RECORDS PROVIDED:
┌──

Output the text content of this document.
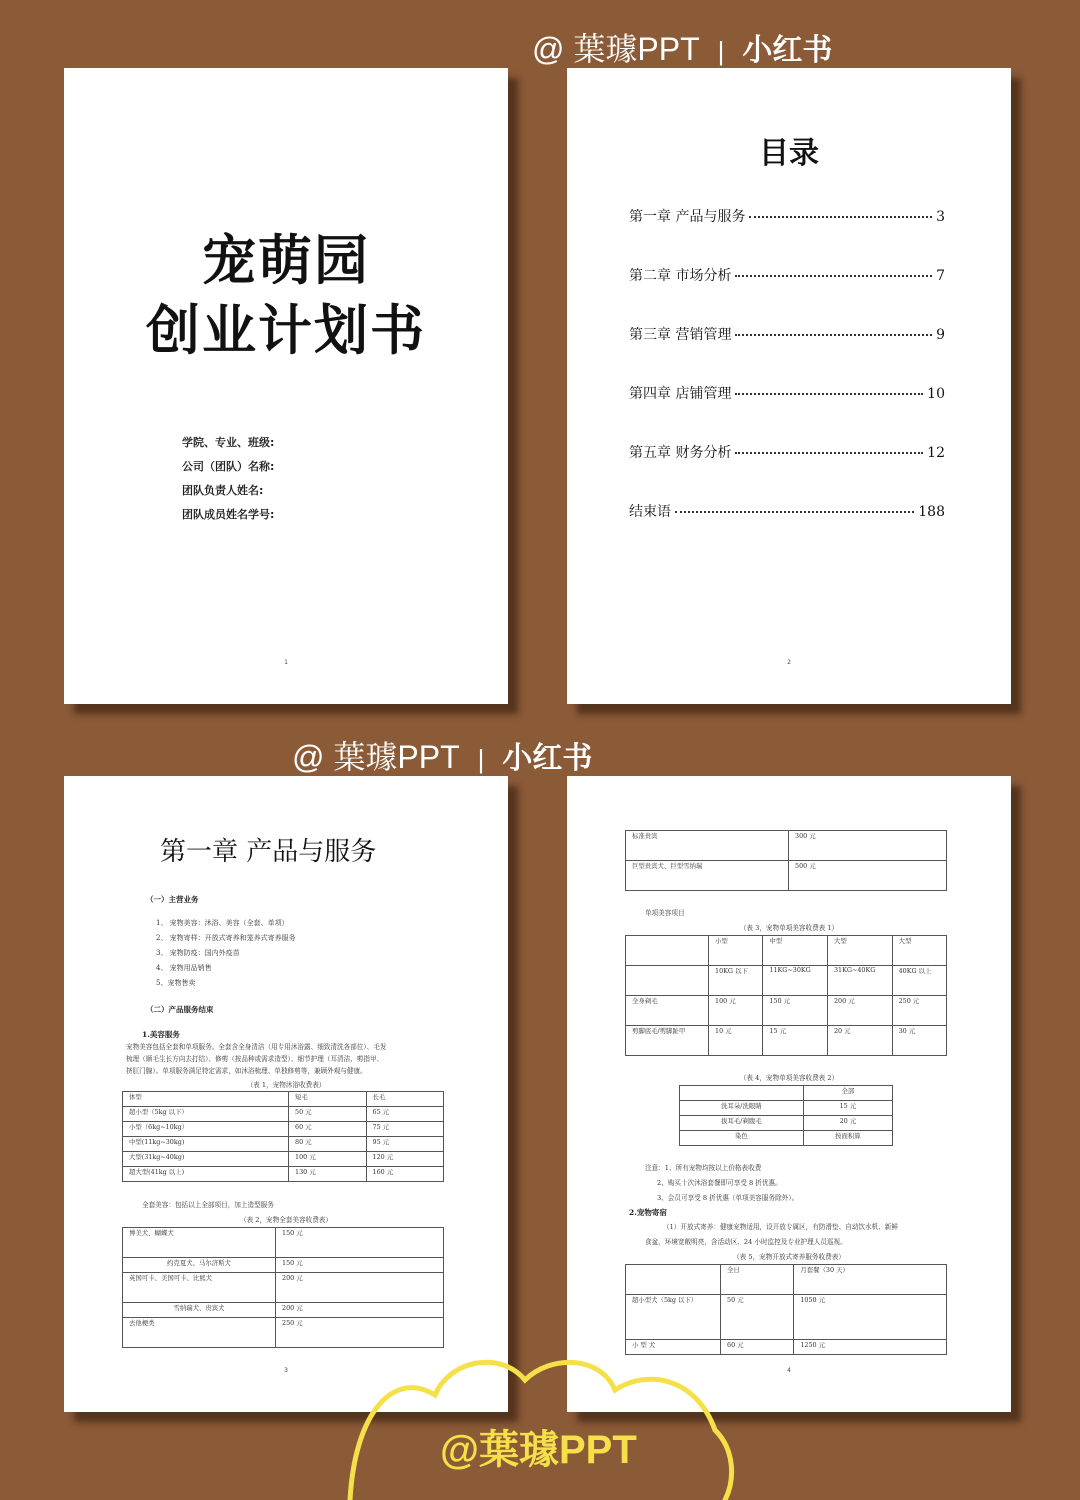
@ 葉璩PPT | 小红书
@ 葉璩PPT | 小红书
宠萌园
创业计划书
学院、专业、班级:
公司（团队）名称:
团队负责人姓名:
团队成员姓名学号:
1
目录
第一章 产品与服务	3
第二章 市场分析	7
第三章 营销管理	9
第四章 店铺管理	10
第五章 财务分析	12
结束语	188
2
第一章 产品与服务
（一）主营业务
1、 宠物美容：沐浴、美容（全套、单项）
2、 宠物寄样：开放式寄养和笼养式寄养服务
3、 宠物防疫：国内外疫苗
4、 宠物用品销售
5、宠物售卖
（二）产品服务结束
1.美容服务
宠物美容包括全套和单项服务。全套含全身清洁（用专用沐浴露、细致清洗各部位）、毛发
梳理（顺毛生长方向去打结）、修剪（按品种或需求造型）、细节护理（耳清洁、剪指甲、
挤肛门腺）。单项服务满足特定需求，如沐浴梳理、单独修剪等，兼顾外观与健康。
（表 1，宠物沐浴收费表）
体型	短毛	长毛
超小型（5kg 以下）	50 元	65 元
小型（6kg~10kg）	60 元	75 元
中型(11kg~30kg)	80 元	95 元
大型(31kg~40kg)	100 元	120 元
超大型(41kg 以上)	130 元	160 元
全套美容：包括以上全部项目，加上造型服务
（表 2，宠物全套美容收费表）
博美犬、蝴蝶犬	150 元
约克夏犬、马尔济斯犬	150 元
英国可卡、美国可卡、比熊犬	200 元
雪纳瑞犬、贵宾犬	200 元
去他梗类	250 元
3
标准贵宾	300 元
巨型贵宾犬、巨型雪纳瑞	500 元
单项美容项目
（表 3，宠物单项美容收费表 1）
	小型	中型	大型	大型
	10KG 以下	11KG~30KG	31KG~40KG	40KG 以上
全身剃毛	100 元	150 元	200 元	250 元
剪脚底毛/剪脚趾甲	10 元	15 元	20 元	30 元
（表 4，宠物单项美容收费表 2）
	全部
洗耳朵/洗眼睛	15 元
拔耳毛/剃腹毛	20 元
染色	按面积算
注意：1、所有宠物均按以上价格表收费
2、购买十次沐浴套餐即可享受 8 折优惠。
3、会员可享受 8 折优惠（单项美容服务除外）。
2.宠物寄宿
（1）开放式寄养：健康宠物适用，设开放专属区，有防滑垫、自动饮水机、新鲜
食盆，环境宽敞明亮，含活动区、24 小时监控及专业护理人员巡视。
（表 5，宠物开放式寄养服务收费表）
	全日	月套餐（30 天）
超小型犬（5kg 以下）	50 元	1050 元
小 型 犬	60 元	1250 元
4
@葉璩PPT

└──

TO BE DONE: Reproduce the full material exactly, excluding the pictures.

RIGHT ANSWER:
Output the text content of this document.
@ 葉璩PPT | 小红书
@ 葉璩PPT | 小红书
宠萌园
创业计划书
学院、专业、班级:
公司（团队）名称:
团队负责人姓名:
团队成员姓名学号:
1
目录
第一章 产品与服务	3
第二章 市场分析	7
第三章 营销管理	9
第四章 店铺管理	10
第五章 财务分析	12
结束语	188
2
第一章 产品与服务
（一）主营业务
1、 宠物美容：沐浴、美容（全套、单项）
2、 宠物寄样：开放式寄养和笼养式寄养服务
3、 宠物防疫：国内外疫苗
4、 宠物用品销售
5、宠物售卖
（二）产品服务结束
1.美容服务
宠物美容包括全套和单项服务。全套含全身清洁（用专用沐浴露、细致清洗各部位）、毛发
梳理（顺毛生长方向去打结）、修剪（按品种或需求造型）、细节护理（耳清洁、剪指甲、
挤肛门腺）。单项服务满足特定需求，如沐浴梳理、单独修剪等，兼顾外观与健康。
（表 1，宠物沐浴收费表）
体型	短毛	长毛
超小型（5kg 以下）	50 元	65 元
小型（6kg~10kg）	60 元	75 元
中型(11kg~30kg)	80 元	95 元
大型(31kg~40kg)	100 元	120 元
超大型(41kg 以上)	130 元	160 元
全套美容：包括以上全部项目，加上造型服务
（表 2，宠物全套美容收费表）
博美犬、蝴蝶犬	150 元
约克夏犬、马尔济斯犬	150 元
英国可卡、美国可卡、比熊犬	200 元
雪纳瑞犬、贵宾犬	200 元
去他梗类	250 元
3
标准贵宾	300 元
巨型贵宾犬、巨型雪纳瑞	500 元
单项美容项目
（表 3，宠物单项美容收费表 1）
	小型	中型	大型	大型
	10KG 以下	11KG~30KG	31KG~40KG	40KG 以上
全身剃毛	100 元	150 元	200 元	250 元
剪脚底毛/剪脚趾甲	10 元	15 元	20 元	30 元
（表 4，宠物单项美容收费表 2）
	全部
洗耳朵/洗眼睛	15 元
拔耳毛/剃腹毛	20 元
染色	按面积算
注意：1、所有宠物均按以上价格表收费
2、购买十次沐浴套餐即可享受 8 折优惠。
3、会员可享受 8 折优惠（单项美容服务除外）。
2.宠物寄宿
（1）开放式寄养：健康宠物适用，设开放专属区，有防滑垫、自动饮水机、新鲜
食盆，环境宽敞明亮，含活动区、24 小时监控及专业护理人员巡视。
（表 5，宠物开放式寄养服务收费表）
	全日	月套餐（30 天）
超小型犬（5kg 以下）	50 元	1050 元
小 型 犬	60 元	1250 元
4
@葉璩PPT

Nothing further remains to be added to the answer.